PROBLEM REQUIREMENTS
Determine the number of lines containing the word "立足本职岗位践行科学进展观", and state that figure alone.

DATA SECTION
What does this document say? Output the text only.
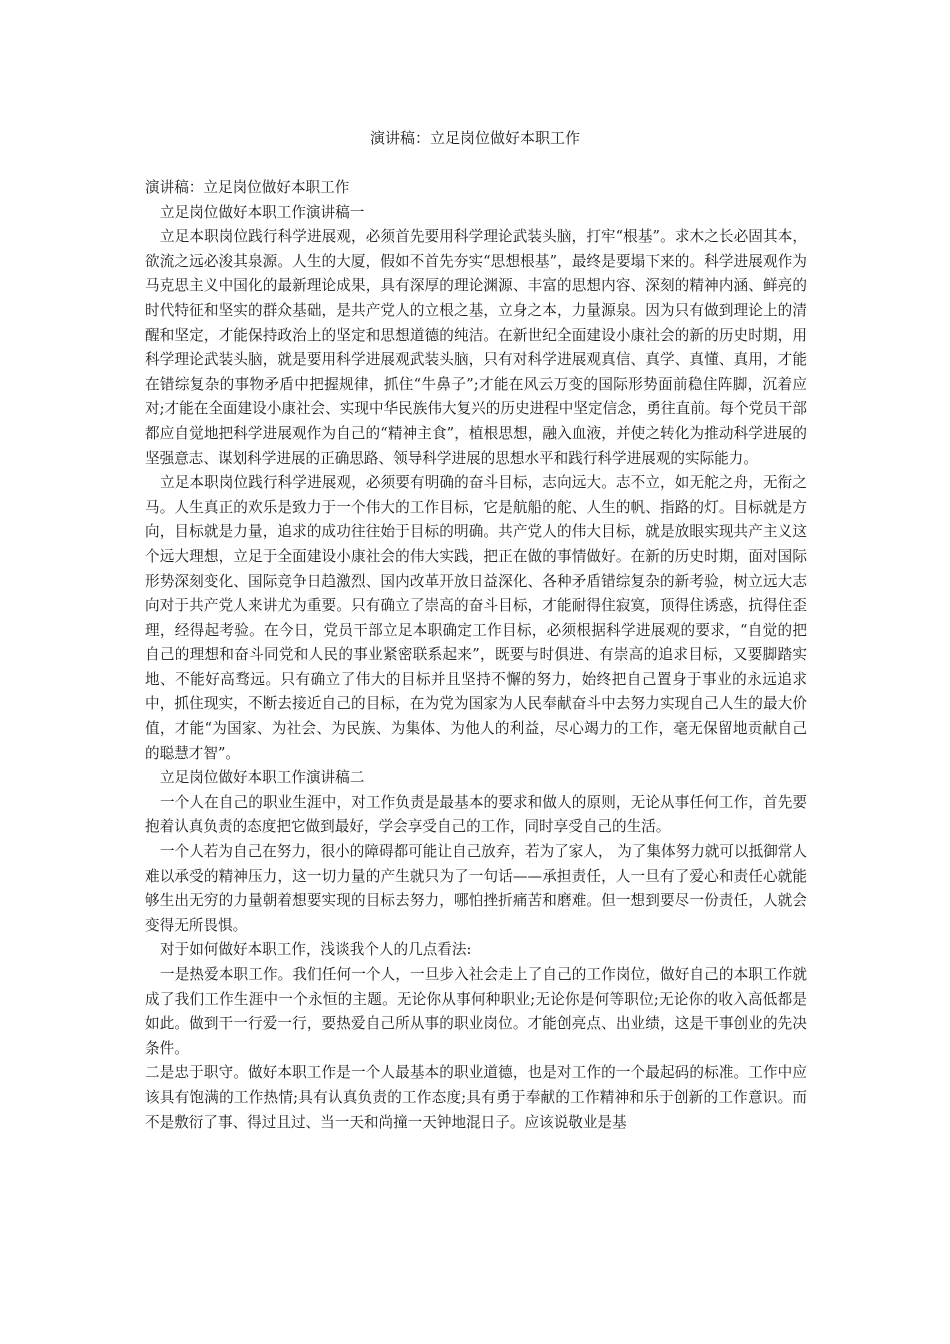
演讲稿：立足岗位做好本职工作

演讲稿：立足岗位做好本职工作

立足岗位做好本职工作演讲稿一

立足本职岗位践行科学进展观，必须首先要用科学理论武装头脑，打牢“根基”。求木之长必固其本，欲流之远必浚其泉源。人生的大厦，假如不首先夯实“思想根基”，最终是要塌下来的。科学进展观作为马克思主义中国化的最新理论成果，具有深厚的理论渊源、丰富的思想内容、深刻的精神内涵、鲜亮的时代特征和坚实的群众基础，是共产党人的立根之基，立身之本，力量源泉。因为只有做到理论上的清醒和坚定，才能保持政治上的坚定和思想道德的纯洁。在新世纪全面建设小康社会的新的历史时期，用科学理论武装头脑，就是要用科学进展观武装头脑，只有对科学进展观真信、真学、真懂、真用，才能在错综复杂的事物矛盾中把握规律，抓住“牛鼻子”;才能在风云万变的国际形势面前稳住阵脚，沉着应对;才能在全面建设小康社会、实现中华民族伟大复兴的历史进程中坚定信念，勇往直前。每个党员干部都应自觉地把科学进展观作为自己的“精神主食”，植根思想，融入血液，并使之转化为推动科学进展的坚强意志、谋划科学进展的正确思路、领导科学进展的思想水平和践行科学进展观的实际能力。

立足本职岗位践行科学进展观，必须要有明确的奋斗目标，志向远大。志不立，如无舵之舟，无衔之马。人生真正的欢乐是致力于一个伟大的工作目标，它是航船的舵、人生的帆、指路的灯。目标就是方向，目标就是力量，追求的成功往往始于目标的明确。共产党人的伟大目标，就是放眼实现共产主义这个远大理想，立足于全面建设小康社会的伟大实践，把正在做的事情做好。在新的历史时期，面对国际形势深刻变化、国际竞争日趋激烈、国内改革开放日益深化、各种矛盾错综复杂的新考验，树立远大志向对于共产党人来讲尤为重要。只有确立了崇高的奋斗目标，才能耐得住寂寞，顶得住诱惑，抗得住歪理，经得起考验。在今日，党员干部立足本职确定工作目标，必须根据科学进展观的要求，“自觉的把自己的理想和奋斗同党和人民的事业紧密联系起来”，既要与时俱进、有崇高的追求目标，又要脚踏实地、不能好高骛远。只有确立了伟大的目标并且坚持不懈的努力，始终把自己置身于事业的永远追求中，抓住现实，不断去接近自己的目标，在为党为国家为人民奉献奋斗中去努力实现自己人生的最大价值，才能“为国家、为社会、为民族、为集体、为他人的利益，尽心竭力的工作，毫无保留地贡献自己的聪慧才智”。

立足岗位做好本职工作演讲稿二

一个人在自己的职业生涯中，对工作负责是最基本的要求和做人的原则，无论从事任何工作，首先要抱着认真负责的态度把它做到最好，学会享受自己的工作，同时享受自己的生活。

一个人若为自己在努力，很小的障碍都可能让自己放弃，若为了家人， 为了集体努力就可以抵御常人难以承受的精神压力，这一切力量的产生就只为了一句话——承担责任，人一旦有了爱心和责任心就能够生出无穷的力量朝着想要实现的目标去努力，哪怕挫折痛苦和磨难。但一想到要尽一份责任，人就会变得无所畏惧。

对于如何做好本职工作，浅谈我个人的几点看法:

一是热爱本职工作。我们任何一个人，一旦步入社会走上了自己的工作岗位，做好自己的本职工作就成了我们工作生涯中一个永恒的主题。无论你从事何种职业;无论你是何等职位;无论你的收入高低都是如此。做到干一行爱一行，要热爱自己所从事的职业岗位。才能创亮点、出业绩，这是干事创业的先决条件。

二是忠于职守。做好本职工作是一个人最基本的职业道德，也是对工作的一个最起码的标准。工作中应该具有饱满的工作热情;具有认真负责的工作态度;具有勇于奉献的工作精神和乐于创新的工作意识。而不是敷衍了事、得过且过、当一天和尚撞一天钟地混日子。应该说敬业是基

FINAL RESULT
2